[START OF DATASET RECORDS]

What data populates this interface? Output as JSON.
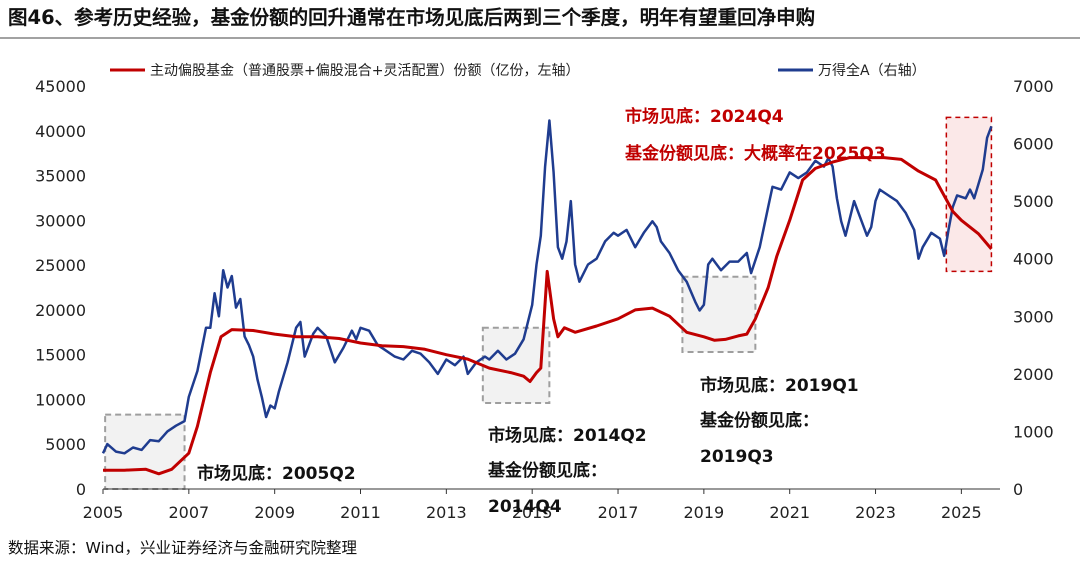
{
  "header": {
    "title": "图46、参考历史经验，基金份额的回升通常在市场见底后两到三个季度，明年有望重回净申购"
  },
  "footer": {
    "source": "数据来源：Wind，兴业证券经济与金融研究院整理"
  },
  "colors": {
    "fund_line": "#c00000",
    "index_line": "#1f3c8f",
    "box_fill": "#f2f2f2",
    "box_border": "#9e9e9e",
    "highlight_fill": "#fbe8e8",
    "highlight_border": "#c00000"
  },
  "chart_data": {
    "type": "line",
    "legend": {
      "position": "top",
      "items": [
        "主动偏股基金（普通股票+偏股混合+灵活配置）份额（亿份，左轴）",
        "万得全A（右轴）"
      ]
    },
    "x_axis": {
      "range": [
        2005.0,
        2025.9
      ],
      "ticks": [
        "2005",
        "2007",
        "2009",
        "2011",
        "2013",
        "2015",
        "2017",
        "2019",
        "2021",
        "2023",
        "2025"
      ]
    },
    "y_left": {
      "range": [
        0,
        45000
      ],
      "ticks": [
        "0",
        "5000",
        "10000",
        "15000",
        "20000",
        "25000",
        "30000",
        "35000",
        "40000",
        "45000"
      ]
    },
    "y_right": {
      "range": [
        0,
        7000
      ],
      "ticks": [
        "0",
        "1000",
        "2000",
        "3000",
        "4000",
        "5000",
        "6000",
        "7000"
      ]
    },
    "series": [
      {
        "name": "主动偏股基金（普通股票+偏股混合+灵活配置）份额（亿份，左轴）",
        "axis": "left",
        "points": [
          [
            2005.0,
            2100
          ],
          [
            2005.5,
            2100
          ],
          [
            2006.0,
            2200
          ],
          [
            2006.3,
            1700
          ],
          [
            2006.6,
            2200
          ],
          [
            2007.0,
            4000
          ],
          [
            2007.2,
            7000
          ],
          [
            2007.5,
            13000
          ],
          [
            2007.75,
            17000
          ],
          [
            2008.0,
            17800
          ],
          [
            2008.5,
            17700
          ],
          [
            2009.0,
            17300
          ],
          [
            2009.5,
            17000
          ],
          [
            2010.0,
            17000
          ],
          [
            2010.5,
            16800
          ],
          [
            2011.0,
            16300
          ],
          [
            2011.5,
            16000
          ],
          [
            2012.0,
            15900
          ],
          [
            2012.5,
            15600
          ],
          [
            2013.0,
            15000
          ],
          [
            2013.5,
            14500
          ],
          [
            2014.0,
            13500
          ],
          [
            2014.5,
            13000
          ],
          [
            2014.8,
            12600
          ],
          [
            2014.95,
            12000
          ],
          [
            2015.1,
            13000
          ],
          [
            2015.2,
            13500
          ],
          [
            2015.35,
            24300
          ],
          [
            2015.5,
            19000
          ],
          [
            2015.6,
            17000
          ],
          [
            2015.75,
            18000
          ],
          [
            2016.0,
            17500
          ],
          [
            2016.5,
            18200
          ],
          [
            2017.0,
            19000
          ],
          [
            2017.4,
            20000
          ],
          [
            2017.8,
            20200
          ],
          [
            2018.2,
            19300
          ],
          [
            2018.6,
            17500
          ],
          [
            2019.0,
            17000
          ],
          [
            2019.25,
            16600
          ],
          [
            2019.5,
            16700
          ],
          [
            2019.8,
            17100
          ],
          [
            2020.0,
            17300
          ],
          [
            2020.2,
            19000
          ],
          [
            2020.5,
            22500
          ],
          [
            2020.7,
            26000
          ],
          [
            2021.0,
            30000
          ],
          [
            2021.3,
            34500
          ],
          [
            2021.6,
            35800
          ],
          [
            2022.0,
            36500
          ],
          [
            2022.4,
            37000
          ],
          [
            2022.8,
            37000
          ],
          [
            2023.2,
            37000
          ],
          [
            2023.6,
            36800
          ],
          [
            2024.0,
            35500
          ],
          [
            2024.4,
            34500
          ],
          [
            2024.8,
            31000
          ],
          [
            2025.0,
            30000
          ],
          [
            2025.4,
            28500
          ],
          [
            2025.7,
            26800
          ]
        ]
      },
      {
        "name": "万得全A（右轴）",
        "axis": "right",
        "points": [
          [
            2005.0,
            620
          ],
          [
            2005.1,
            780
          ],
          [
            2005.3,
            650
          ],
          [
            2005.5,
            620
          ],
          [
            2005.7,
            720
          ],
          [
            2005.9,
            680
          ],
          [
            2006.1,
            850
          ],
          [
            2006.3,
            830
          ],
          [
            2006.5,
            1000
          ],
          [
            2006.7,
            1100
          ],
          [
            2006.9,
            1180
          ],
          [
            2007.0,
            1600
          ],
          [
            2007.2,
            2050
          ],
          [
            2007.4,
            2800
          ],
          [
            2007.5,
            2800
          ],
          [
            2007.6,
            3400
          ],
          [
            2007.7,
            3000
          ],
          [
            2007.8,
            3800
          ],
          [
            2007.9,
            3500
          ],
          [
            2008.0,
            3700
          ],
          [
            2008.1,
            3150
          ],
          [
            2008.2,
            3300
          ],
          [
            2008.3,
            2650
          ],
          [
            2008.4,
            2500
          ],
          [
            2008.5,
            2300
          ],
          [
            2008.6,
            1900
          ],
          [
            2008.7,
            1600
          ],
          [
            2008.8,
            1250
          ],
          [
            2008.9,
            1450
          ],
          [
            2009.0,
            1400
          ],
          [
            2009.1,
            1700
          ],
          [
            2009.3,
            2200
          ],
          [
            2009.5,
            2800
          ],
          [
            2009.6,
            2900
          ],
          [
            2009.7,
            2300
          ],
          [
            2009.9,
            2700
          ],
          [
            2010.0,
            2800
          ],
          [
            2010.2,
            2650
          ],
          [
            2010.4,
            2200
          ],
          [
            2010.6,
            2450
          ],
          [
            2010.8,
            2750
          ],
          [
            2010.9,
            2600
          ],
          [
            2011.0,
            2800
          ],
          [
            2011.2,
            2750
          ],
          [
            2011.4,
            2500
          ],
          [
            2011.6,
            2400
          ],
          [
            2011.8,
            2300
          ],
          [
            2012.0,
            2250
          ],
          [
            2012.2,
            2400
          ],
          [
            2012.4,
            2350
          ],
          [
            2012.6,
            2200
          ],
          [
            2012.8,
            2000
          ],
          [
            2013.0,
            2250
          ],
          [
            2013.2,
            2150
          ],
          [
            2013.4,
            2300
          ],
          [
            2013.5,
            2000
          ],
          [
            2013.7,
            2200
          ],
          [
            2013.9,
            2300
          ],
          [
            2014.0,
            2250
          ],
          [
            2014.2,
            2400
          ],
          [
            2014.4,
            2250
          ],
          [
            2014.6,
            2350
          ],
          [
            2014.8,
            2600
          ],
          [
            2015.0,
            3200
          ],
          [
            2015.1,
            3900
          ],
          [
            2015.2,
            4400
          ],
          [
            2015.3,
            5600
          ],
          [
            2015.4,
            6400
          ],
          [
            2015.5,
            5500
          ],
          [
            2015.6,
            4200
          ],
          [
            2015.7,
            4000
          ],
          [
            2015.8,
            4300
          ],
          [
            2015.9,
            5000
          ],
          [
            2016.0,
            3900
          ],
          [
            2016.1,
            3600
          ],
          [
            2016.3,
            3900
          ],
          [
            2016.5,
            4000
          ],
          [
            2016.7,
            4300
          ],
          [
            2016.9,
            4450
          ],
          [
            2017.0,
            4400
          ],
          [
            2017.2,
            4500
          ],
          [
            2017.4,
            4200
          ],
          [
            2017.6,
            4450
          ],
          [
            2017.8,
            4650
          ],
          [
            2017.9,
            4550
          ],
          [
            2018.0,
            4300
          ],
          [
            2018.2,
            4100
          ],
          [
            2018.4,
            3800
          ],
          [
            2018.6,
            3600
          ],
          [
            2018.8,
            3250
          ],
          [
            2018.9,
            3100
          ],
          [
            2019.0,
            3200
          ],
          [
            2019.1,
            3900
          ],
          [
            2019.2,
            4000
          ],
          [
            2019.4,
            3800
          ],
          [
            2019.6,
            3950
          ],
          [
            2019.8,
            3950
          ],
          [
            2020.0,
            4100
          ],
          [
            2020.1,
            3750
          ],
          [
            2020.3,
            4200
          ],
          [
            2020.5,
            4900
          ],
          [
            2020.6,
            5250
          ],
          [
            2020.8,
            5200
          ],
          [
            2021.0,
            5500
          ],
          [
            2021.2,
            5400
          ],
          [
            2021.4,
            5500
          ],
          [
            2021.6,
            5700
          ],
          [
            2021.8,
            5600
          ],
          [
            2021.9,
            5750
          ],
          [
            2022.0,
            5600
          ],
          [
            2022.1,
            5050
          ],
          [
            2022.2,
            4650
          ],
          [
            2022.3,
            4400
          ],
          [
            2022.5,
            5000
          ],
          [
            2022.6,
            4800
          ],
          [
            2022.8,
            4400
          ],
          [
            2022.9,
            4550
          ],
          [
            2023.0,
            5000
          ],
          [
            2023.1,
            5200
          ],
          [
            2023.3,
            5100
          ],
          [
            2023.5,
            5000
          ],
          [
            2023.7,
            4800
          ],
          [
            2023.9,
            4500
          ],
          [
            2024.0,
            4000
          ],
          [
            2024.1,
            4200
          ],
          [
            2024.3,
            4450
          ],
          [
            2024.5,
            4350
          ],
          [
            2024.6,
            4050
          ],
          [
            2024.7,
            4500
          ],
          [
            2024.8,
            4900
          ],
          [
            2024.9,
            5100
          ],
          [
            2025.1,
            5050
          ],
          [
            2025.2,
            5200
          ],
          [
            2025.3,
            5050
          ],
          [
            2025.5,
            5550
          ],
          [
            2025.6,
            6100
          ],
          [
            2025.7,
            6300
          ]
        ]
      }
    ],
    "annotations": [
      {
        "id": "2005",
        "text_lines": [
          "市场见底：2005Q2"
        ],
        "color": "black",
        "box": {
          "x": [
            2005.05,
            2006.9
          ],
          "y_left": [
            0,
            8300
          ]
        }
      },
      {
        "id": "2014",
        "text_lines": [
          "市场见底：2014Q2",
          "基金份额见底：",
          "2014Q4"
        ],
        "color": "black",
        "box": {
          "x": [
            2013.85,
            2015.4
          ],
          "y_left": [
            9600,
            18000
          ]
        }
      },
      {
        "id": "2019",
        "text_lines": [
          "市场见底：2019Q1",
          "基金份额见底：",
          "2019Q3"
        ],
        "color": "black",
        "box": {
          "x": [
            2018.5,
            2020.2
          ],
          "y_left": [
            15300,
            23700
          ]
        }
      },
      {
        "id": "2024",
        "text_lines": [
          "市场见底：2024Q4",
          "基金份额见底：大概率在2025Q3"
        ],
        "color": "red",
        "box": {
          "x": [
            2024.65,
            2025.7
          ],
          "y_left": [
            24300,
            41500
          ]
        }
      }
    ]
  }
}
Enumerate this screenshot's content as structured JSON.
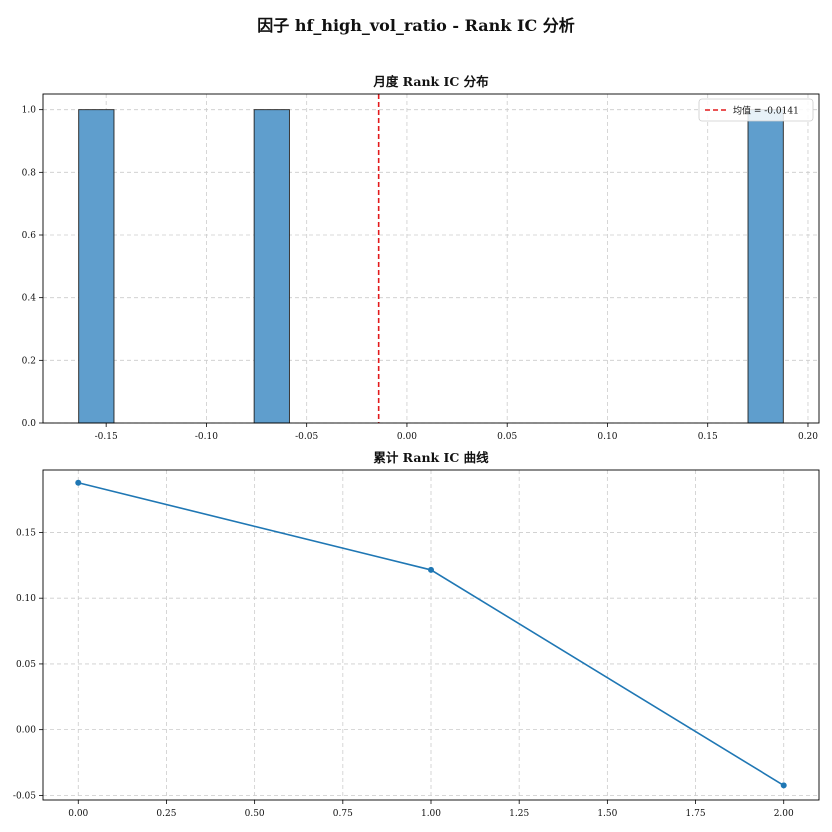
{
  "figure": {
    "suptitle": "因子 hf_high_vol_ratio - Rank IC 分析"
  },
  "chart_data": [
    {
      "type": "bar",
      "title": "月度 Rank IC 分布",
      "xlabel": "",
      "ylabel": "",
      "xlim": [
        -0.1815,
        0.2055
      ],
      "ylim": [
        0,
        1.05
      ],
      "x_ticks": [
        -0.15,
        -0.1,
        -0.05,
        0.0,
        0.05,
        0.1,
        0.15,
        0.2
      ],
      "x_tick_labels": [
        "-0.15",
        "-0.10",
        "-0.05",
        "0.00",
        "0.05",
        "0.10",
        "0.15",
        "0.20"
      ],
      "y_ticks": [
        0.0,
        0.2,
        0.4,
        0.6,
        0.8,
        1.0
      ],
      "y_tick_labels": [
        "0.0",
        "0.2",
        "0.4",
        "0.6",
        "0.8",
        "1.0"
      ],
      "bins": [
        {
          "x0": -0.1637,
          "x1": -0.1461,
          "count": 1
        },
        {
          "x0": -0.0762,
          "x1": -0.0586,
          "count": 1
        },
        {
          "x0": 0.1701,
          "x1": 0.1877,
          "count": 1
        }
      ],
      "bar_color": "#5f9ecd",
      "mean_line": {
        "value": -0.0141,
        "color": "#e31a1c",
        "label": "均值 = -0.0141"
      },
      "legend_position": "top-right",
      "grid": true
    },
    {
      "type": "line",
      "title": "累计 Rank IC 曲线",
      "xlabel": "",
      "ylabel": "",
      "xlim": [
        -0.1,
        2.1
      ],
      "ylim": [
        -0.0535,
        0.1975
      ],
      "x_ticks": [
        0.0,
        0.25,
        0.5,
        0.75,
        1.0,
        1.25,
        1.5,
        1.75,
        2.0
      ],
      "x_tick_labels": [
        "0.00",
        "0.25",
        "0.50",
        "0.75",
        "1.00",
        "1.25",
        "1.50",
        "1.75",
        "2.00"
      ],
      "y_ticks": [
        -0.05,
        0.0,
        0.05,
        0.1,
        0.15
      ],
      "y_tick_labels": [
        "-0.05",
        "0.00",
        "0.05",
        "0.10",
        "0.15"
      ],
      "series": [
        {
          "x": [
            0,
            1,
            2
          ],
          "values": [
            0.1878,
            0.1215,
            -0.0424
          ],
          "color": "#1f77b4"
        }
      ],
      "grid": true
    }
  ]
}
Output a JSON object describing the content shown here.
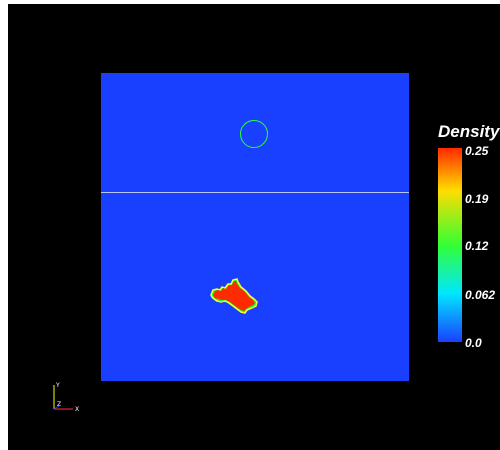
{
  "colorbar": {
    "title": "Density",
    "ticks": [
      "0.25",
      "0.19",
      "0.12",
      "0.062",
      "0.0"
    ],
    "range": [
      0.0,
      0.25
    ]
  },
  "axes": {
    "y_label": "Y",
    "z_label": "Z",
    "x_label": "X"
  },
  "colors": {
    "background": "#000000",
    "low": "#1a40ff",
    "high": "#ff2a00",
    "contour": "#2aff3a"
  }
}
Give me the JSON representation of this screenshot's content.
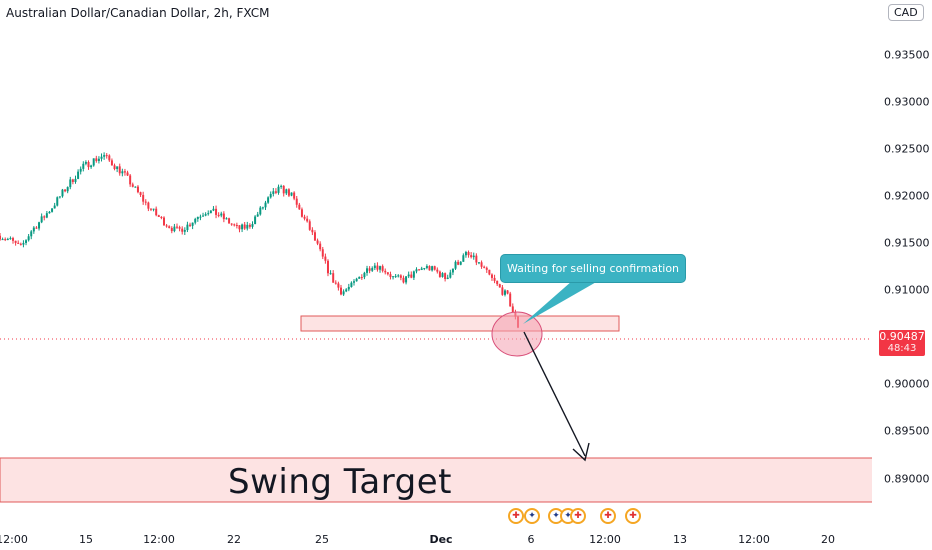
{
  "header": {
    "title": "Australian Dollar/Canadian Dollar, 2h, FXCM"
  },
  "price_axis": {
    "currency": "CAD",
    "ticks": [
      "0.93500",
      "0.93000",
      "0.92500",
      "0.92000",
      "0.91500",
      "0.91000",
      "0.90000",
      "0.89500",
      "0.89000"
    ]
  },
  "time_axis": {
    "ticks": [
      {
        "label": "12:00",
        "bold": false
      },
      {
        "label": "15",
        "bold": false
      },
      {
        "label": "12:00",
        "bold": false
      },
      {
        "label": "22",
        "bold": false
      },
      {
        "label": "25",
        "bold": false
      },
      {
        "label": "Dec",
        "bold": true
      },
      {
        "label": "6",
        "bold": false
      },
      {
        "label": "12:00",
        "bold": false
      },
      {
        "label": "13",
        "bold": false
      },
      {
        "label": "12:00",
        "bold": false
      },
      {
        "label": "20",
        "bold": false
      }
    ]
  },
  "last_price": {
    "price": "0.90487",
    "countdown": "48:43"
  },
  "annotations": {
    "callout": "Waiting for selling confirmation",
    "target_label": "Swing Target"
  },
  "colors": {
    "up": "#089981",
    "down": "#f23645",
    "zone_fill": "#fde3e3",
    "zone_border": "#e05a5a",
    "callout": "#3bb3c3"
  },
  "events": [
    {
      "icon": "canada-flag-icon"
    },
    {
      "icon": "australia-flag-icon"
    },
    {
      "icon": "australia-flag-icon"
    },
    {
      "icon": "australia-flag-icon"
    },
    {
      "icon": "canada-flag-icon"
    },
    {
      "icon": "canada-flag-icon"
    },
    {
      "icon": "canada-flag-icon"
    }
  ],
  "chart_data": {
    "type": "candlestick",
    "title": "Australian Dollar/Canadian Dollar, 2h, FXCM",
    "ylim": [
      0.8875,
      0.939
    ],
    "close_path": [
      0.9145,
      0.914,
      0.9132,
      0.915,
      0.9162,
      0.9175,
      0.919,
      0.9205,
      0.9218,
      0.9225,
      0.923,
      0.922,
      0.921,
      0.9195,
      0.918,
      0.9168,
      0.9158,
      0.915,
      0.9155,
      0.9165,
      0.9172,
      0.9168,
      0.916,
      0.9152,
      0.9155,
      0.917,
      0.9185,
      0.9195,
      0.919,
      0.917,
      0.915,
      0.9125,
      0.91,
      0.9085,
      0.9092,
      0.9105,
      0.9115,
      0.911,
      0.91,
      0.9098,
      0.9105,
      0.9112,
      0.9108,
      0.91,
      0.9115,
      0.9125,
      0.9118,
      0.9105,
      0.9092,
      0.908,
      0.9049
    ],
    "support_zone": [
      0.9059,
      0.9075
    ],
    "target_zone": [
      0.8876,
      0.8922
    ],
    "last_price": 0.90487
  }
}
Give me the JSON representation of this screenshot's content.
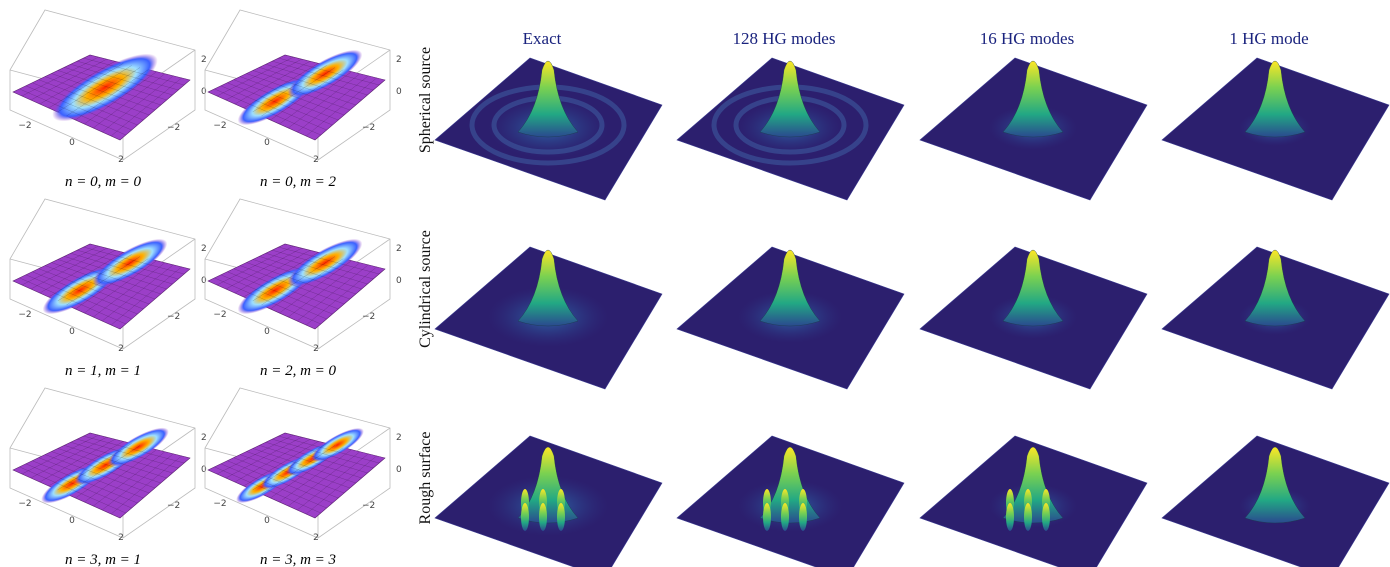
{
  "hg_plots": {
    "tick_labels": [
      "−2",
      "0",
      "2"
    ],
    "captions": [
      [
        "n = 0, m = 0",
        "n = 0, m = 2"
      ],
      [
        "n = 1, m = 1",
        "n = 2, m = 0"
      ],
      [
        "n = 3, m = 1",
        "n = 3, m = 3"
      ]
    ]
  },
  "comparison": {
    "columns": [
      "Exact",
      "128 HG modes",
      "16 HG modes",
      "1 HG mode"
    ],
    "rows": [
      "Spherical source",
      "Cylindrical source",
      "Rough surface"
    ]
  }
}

[END OF DATASET RECORDS]

## WORK INSTRUCTIONS
Show all lines in the entries above where the string "source" appears.

## THE ANSWER
    "source": "数据来源：Wind，兴业证券经济与金融研究院整理"
      "Spherical source",
      "Cylindrical source",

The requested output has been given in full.